Print the listing that follows, character for character.

Data shown —
● ● ● ● ● ● ●

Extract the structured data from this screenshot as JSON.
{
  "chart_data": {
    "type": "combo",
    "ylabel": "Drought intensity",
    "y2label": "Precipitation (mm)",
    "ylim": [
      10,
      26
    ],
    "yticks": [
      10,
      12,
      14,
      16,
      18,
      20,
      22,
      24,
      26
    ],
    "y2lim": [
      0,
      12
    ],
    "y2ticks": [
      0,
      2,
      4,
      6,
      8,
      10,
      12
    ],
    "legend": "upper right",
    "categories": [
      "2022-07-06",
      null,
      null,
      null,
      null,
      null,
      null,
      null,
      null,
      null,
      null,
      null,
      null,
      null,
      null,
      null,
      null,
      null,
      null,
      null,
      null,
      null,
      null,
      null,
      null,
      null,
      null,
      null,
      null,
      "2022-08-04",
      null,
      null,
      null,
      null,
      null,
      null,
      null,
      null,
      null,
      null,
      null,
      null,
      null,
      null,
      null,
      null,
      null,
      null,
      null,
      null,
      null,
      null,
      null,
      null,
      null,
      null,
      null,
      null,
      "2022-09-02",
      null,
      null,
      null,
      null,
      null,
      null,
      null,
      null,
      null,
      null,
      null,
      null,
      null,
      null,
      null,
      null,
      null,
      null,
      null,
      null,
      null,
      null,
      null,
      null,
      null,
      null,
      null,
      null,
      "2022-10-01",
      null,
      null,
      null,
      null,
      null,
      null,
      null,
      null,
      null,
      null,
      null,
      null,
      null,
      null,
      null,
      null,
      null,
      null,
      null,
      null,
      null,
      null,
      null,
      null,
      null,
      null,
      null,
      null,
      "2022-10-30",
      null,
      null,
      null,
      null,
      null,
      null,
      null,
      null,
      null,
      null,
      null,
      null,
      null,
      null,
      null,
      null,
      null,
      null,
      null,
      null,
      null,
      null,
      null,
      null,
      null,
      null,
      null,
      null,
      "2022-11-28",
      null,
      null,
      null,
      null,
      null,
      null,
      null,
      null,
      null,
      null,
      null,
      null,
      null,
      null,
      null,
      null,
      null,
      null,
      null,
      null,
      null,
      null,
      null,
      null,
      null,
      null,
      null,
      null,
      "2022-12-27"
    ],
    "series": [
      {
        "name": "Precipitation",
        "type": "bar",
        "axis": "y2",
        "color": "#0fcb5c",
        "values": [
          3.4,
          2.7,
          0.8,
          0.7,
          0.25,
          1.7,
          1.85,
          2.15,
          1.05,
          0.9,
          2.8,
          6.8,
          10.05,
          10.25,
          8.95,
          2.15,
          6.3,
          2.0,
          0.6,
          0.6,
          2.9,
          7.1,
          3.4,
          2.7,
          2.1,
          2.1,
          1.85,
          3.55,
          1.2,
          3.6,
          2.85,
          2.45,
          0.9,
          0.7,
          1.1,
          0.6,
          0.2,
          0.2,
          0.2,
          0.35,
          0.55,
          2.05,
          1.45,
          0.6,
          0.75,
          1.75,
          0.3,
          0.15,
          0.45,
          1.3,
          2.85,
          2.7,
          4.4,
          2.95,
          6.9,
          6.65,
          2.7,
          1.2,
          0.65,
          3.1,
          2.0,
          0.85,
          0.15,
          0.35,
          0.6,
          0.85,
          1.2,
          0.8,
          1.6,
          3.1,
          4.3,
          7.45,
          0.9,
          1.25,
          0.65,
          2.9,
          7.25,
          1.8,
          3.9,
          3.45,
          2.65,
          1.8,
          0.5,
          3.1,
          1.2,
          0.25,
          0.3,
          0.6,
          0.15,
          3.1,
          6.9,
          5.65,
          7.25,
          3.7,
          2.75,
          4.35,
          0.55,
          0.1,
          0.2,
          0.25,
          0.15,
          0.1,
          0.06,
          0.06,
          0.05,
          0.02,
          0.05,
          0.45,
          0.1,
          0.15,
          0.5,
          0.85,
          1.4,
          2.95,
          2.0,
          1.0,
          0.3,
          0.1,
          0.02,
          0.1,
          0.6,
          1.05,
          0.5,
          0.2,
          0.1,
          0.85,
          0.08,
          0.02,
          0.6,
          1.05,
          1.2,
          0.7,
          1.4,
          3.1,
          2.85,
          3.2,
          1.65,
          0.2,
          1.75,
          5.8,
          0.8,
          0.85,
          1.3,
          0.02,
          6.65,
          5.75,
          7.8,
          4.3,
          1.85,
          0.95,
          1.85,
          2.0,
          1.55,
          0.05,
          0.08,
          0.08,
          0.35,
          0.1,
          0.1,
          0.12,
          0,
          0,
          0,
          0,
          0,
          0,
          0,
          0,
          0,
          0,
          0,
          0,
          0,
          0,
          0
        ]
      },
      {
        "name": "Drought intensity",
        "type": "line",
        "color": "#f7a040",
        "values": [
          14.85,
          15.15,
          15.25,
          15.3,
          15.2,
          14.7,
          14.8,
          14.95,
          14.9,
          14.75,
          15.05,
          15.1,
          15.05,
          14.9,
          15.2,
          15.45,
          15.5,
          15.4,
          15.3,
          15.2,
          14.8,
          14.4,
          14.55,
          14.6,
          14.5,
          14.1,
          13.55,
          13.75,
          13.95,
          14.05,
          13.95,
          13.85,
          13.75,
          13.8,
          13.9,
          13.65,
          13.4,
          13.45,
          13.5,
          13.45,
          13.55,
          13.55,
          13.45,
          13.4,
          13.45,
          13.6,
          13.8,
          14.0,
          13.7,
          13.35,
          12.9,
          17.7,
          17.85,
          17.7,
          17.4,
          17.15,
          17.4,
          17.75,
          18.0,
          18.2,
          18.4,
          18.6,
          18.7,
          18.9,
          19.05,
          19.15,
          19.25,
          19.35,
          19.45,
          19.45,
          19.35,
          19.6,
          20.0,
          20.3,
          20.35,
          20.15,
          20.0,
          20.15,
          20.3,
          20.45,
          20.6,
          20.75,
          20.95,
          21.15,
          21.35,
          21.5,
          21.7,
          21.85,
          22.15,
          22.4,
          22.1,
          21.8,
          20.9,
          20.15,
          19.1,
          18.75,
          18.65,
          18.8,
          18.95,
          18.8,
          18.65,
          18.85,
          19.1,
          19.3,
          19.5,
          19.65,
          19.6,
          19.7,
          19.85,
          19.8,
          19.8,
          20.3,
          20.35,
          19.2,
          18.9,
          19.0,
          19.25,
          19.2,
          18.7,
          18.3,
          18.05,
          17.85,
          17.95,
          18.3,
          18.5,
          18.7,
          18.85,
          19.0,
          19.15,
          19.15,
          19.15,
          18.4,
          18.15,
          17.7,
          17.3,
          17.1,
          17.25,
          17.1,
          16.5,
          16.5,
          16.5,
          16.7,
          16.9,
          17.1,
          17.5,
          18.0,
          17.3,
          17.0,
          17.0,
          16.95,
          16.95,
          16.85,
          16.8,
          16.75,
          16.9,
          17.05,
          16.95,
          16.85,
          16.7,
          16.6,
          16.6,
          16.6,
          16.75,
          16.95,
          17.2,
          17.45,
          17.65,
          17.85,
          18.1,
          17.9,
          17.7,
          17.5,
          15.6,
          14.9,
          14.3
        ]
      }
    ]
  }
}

● ● ● ● ● ● ●

Written answer —
Extract the structured data from this screenshot as JSON.
{
  "chart_data": {
    "type": "combo",
    "ylabel": "Drought intensity",
    "y2label": "Precipitation (mm)",
    "ylim": [
      10,
      26
    ],
    "yticks": [
      10,
      12,
      14,
      16,
      18,
      20,
      22,
      24,
      26
    ],
    "y2lim": [
      0,
      12
    ],
    "y2ticks": [
      0,
      2,
      4,
      6,
      8,
      10,
      12
    ],
    "legend": "upper right",
    "categories": [
      "2022-07-06",
      null,
      null,
      null,
      null,
      null,
      null,
      null,
      null,
      null,
      null,
      null,
      null,
      null,
      null,
      null,
      null,
      null,
      null,
      null,
      null,
      null,
      null,
      null,
      null,
      null,
      null,
      null,
      null,
      "2022-08-04",
      null,
      null,
      null,
      null,
      null,
      null,
      null,
      null,
      null,
      null,
      null,
      null,
      null,
      null,
      null,
      null,
      null,
      null,
      null,
      null,
      null,
      null,
      null,
      null,
      null,
      null,
      null,
      null,
      "2022-09-02",
      null,
      null,
      null,
      null,
      null,
      null,
      null,
      null,
      null,
      null,
      null,
      null,
      null,
      null,
      null,
      null,
      null,
      null,
      null,
      null,
      null,
      null,
      null,
      null,
      null,
      null,
      null,
      null,
      "2022-10-01",
      null,
      null,
      null,
      null,
      null,
      null,
      null,
      null,
      null,
      null,
      null,
      null,
      null,
      null,
      null,
      null,
      null,
      null,
      null,
      null,
      null,
      null,
      null,
      null,
      null,
      null,
      null,
      null,
      "2022-10-30",
      null,
      null,
      null,
      null,
      null,
      null,
      null,
      null,
      null,
      null,
      null,
      null,
      null,
      null,
      null,
      null,
      null,
      null,
      null,
      null,
      null,
      null,
      null,
      null,
      null,
      null,
      null,
      null,
      "2022-11-28",
      null,
      null,
      null,
      null,
      null,
      null,
      null,
      null,
      null,
      null,
      null,
      null,
      null,
      null,
      null,
      null,
      null,
      null,
      null,
      null,
      null,
      null,
      null,
      null,
      null,
      null,
      null,
      null,
      "2022-12-27"
    ],
    "series": [
      {
        "name": "Precipitation",
        "type": "bar",
        "axis": "y2",
        "color": "#0fcb5c",
        "values": [
          3.4,
          2.7,
          0.8,
          0.7,
          0.25,
          1.7,
          1.85,
          2.15,
          1.05,
          0.9,
          2.8,
          6.8,
          10.05,
          10.25,
          8.95,
          2.15,
          6.3,
          2.0,
          0.6,
          0.6,
          2.9,
          7.1,
          3.4,
          2.7,
          2.1,
          2.1,
          1.85,
          3.55,
          1.2,
          3.6,
          2.85,
          2.45,
          0.9,
          0.7,
          1.1,
          0.6,
          0.2,
          0.2,
          0.2,
          0.35,
          0.55,
          2.05,
          1.45,
          0.6,
          0.75,
          1.75,
          0.3,
          0.15,
          0.45,
          1.3,
          2.85,
          2.7,
          4.4,
          2.95,
          6.9,
          6.65,
          2.7,
          1.2,
          0.65,
          3.1,
          2.0,
          0.85,
          0.15,
          0.35,
          0.6,
          0.85,
          1.2,
          0.8,
          1.6,
          3.1,
          4.3,
          7.45,
          0.9,
          1.25,
          0.65,
          2.9,
          7.25,
          1.8,
          3.9,
          3.45,
          2.65,
          1.8,
          0.5,
          3.1,
          1.2,
          0.25,
          0.3,
          0.6,
          0.15,
          3.1,
          6.9,
          5.65,
          7.25,
          3.7,
          2.75,
          4.35,
          0.55,
          0.1,
          0.2,
          0.25,
          0.15,
          0.1,
          0.06,
          0.06,
          0.05,
          0.02,
          0.05,
          0.45,
          0.1,
          0.15,
          0.5,
          0.85,
          1.4,
          2.95,
          2.0,
          1.0,
          0.3,
          0.1,
          0.02,
          0.1,
          0.6,
          1.05,
          0.5,
          0.2,
          0.1,
          0.85,
          0.08,
          0.02,
          0.6,
          1.05,
          1.2,
          0.7,
          1.4,
          3.1,
          2.85,
          3.2,
          1.65,
          0.2,
          1.75,
          5.8,
          0.8,
          0.85,
          1.3,
          0.02,
          6.65,
          5.75,
          7.8,
          4.3,
          1.85,
          0.95,
          1.85,
          2.0,
          1.55,
          0.05,
          0.08,
          0.08,
          0.35,
          0.1,
          0.1,
          0.12,
          0,
          0,
          0,
          0,
          0,
          0,
          0,
          0,
          0,
          0,
          0,
          0,
          0,
          0,
          0
        ]
      },
      {
        "name": "Drought intensity",
        "type": "line",
        "color": "#f7a040",
        "values": [
          14.85,
          15.15,
          15.25,
          15.3,
          15.2,
          14.7,
          14.8,
          14.95,
          14.9,
          14.75,
          15.05,
          15.1,
          15.05,
          14.9,
          15.2,
          15.45,
          15.5,
          15.4,
          15.3,
          15.2,
          14.8,
          14.4,
          14.55,
          14.6,
          14.5,
          14.1,
          13.55,
          13.75,
          13.95,
          14.05,
          13.95,
          13.85,
          13.75,
          13.8,
          13.9,
          13.65,
          13.4,
          13.45,
          13.5,
          13.45,
          13.55,
          13.55,
          13.45,
          13.4,
          13.45,
          13.6,
          13.8,
          14.0,
          13.7,
          13.35,
          12.9,
          17.7,
          17.85,
          17.7,
          17.4,
          17.15,
          17.4,
          17.75,
          18.0,
          18.2,
          18.4,
          18.6,
          18.7,
          18.9,
          19.05,
          19.15,
          19.25,
          19.35,
          19.45,
          19.45,
          19.35,
          19.6,
          20.0,
          20.3,
          20.35,
          20.15,
          20.0,
          20.15,
          20.3,
          20.45,
          20.6,
          20.75,
          20.95,
          21.15,
          21.35,
          21.5,
          21.7,
          21.85,
          22.15,
          22.4,
          22.1,
          21.8,
          20.9,
          20.15,
          19.1,
          18.75,
          18.65,
          18.8,
          18.95,
          18.8,
          18.65,
          18.85,
          19.1,
          19.3,
          19.5,
          19.65,
          19.6,
          19.7,
          19.85,
          19.8,
          19.8,
          20.3,
          20.35,
          19.2,
          18.9,
          19.0,
          19.25,
          19.2,
          18.7,
          18.3,
          18.05,
          17.85,
          17.95,
          18.3,
          18.5,
          18.7,
          18.85,
          19.0,
          19.15,
          19.15,
          19.15,
          18.4,
          18.15,
          17.7,
          17.3,
          17.1,
          17.25,
          17.1,
          16.5,
          16.5,
          16.5,
          16.7,
          16.9,
          17.1,
          17.5,
          18.0,
          17.3,
          17.0,
          17.0,
          16.95,
          16.95,
          16.85,
          16.8,
          16.75,
          16.9,
          17.05,
          16.95,
          16.85,
          16.7,
          16.6,
          16.6,
          16.6,
          16.75,
          16.95,
          17.2,
          17.45,
          17.65,
          17.85,
          18.1,
          17.9,
          17.7,
          17.5,
          15.6,
          14.9,
          14.3
        ]
      }
    ]
  }
}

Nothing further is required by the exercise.